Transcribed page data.
────────────────

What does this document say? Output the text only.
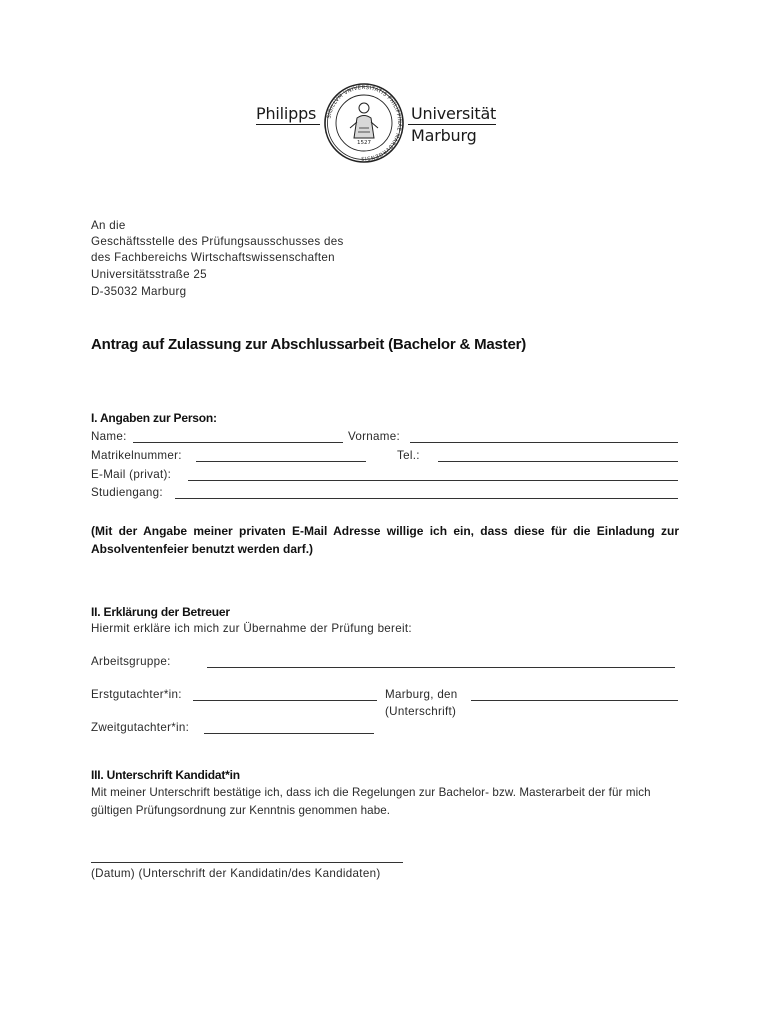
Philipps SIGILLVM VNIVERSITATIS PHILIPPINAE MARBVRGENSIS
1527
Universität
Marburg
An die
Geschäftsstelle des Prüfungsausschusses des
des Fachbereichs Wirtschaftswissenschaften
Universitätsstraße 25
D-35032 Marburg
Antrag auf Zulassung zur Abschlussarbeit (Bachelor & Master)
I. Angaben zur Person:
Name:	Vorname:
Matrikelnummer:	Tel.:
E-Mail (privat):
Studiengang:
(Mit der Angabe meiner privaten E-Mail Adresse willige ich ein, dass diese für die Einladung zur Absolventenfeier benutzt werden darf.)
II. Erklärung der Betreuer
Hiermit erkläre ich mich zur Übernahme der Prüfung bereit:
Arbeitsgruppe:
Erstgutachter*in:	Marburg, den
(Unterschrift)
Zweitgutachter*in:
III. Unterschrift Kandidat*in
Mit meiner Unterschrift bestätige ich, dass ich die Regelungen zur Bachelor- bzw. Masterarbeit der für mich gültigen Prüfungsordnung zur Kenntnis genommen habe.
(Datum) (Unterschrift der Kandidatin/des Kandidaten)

────────────────

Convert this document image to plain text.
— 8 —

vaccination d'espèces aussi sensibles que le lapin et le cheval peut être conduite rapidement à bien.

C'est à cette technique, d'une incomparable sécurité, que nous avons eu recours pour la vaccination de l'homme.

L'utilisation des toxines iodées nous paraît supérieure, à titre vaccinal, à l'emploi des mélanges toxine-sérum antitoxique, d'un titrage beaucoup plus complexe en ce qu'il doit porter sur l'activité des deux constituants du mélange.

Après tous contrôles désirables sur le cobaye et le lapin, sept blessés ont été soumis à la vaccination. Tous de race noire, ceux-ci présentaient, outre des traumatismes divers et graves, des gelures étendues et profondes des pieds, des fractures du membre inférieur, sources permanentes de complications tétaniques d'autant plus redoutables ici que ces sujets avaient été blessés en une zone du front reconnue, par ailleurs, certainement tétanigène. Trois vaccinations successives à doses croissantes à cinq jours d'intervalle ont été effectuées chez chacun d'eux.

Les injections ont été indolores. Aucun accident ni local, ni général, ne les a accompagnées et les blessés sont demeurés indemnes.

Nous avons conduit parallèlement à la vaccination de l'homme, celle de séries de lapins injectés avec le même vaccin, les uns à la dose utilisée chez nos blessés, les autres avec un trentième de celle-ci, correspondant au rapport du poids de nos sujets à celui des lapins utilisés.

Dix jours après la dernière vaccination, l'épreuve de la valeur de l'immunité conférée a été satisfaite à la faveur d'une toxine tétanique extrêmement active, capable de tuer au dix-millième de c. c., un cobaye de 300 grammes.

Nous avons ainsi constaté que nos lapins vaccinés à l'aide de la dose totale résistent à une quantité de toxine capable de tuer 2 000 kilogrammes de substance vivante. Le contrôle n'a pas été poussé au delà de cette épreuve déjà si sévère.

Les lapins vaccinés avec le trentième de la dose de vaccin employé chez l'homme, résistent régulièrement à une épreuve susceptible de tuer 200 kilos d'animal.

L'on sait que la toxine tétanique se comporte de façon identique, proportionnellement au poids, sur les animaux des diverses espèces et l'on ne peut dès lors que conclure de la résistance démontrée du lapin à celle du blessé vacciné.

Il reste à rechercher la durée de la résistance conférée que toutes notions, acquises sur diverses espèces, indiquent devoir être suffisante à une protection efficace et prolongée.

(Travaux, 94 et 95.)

────────────────

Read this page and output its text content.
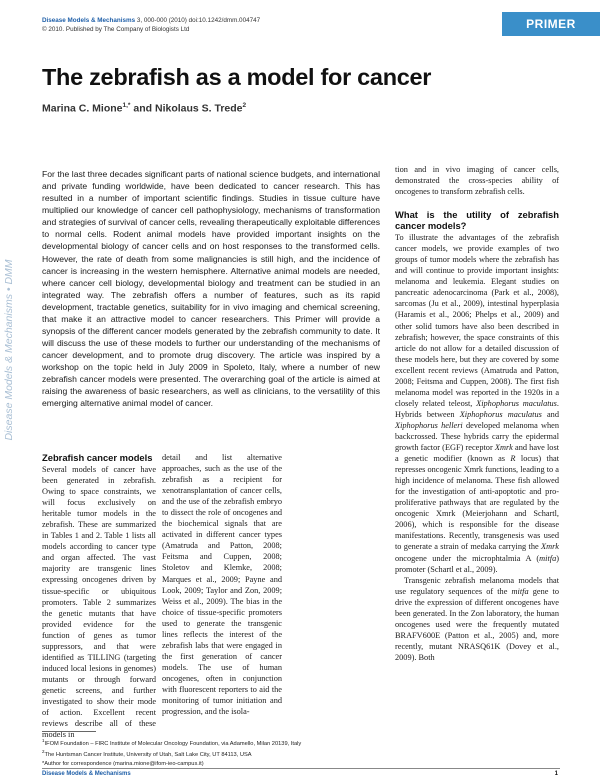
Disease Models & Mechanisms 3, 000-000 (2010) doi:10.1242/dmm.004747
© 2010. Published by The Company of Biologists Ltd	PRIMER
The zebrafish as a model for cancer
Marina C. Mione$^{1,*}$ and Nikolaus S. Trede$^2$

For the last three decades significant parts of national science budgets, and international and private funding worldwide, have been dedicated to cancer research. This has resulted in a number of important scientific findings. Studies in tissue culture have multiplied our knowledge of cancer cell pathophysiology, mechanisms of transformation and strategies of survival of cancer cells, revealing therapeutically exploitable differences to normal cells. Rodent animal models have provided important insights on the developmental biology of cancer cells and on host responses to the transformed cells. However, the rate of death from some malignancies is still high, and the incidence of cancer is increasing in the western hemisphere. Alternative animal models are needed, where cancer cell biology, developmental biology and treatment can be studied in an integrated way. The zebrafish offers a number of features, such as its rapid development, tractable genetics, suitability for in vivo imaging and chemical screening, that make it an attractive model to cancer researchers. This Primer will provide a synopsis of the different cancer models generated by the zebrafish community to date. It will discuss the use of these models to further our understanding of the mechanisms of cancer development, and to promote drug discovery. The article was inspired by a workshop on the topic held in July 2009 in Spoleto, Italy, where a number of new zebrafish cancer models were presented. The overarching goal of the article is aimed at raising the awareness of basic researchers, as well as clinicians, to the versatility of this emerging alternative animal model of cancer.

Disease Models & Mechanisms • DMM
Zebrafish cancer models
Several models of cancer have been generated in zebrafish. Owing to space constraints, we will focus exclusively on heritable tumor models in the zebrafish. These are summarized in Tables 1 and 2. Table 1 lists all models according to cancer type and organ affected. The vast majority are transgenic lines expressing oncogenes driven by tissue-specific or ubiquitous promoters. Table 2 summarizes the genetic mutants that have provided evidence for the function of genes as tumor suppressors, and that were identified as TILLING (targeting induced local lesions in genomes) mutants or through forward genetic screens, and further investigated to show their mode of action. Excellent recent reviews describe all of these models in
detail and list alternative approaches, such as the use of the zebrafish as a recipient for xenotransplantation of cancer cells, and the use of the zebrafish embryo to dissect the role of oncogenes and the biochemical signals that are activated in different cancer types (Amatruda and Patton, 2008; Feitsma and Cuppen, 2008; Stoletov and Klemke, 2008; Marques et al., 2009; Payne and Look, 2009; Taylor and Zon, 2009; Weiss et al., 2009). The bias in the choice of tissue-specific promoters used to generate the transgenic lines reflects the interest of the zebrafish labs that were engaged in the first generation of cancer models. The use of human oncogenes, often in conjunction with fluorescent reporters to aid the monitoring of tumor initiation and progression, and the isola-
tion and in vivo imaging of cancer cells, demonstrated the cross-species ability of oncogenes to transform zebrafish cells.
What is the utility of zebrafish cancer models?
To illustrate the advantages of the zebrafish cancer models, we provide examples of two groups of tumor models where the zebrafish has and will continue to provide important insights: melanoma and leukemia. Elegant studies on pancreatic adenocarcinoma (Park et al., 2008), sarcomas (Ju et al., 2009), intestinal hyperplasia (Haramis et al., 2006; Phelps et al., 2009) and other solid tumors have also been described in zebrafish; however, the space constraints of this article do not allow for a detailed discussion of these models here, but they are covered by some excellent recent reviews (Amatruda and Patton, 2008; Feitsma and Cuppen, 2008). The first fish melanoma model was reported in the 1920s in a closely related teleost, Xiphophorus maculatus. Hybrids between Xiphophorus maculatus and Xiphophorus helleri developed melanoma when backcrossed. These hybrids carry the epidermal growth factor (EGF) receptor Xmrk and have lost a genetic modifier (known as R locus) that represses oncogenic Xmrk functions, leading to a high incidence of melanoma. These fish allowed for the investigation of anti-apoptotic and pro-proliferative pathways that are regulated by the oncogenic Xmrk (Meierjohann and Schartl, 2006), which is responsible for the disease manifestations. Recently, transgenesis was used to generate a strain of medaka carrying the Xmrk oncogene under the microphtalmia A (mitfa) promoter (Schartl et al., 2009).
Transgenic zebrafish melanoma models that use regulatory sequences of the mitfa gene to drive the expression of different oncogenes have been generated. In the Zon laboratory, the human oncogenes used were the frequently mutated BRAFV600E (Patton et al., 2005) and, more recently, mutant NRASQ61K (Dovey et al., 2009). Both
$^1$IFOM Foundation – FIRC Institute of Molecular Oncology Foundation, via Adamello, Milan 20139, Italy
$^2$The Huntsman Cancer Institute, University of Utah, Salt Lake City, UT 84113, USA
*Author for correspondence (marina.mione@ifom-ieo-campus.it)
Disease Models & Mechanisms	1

────────────────

Task brief. From the entries, copy every line in which the word "Unterschrift" occurs.

Finished exercise.
(Unterschrift)
III. Unterschrift Kandidat*in
Mit meiner Unterschrift bestätige ich, dass ich die Regelungen zur Bachelor- bzw. Masterarbeit der für mich gültigen Prüfungsordnung zur Kenntnis genommen habe.
(Datum) (Unterschrift der Kandidatin/des Kandidaten)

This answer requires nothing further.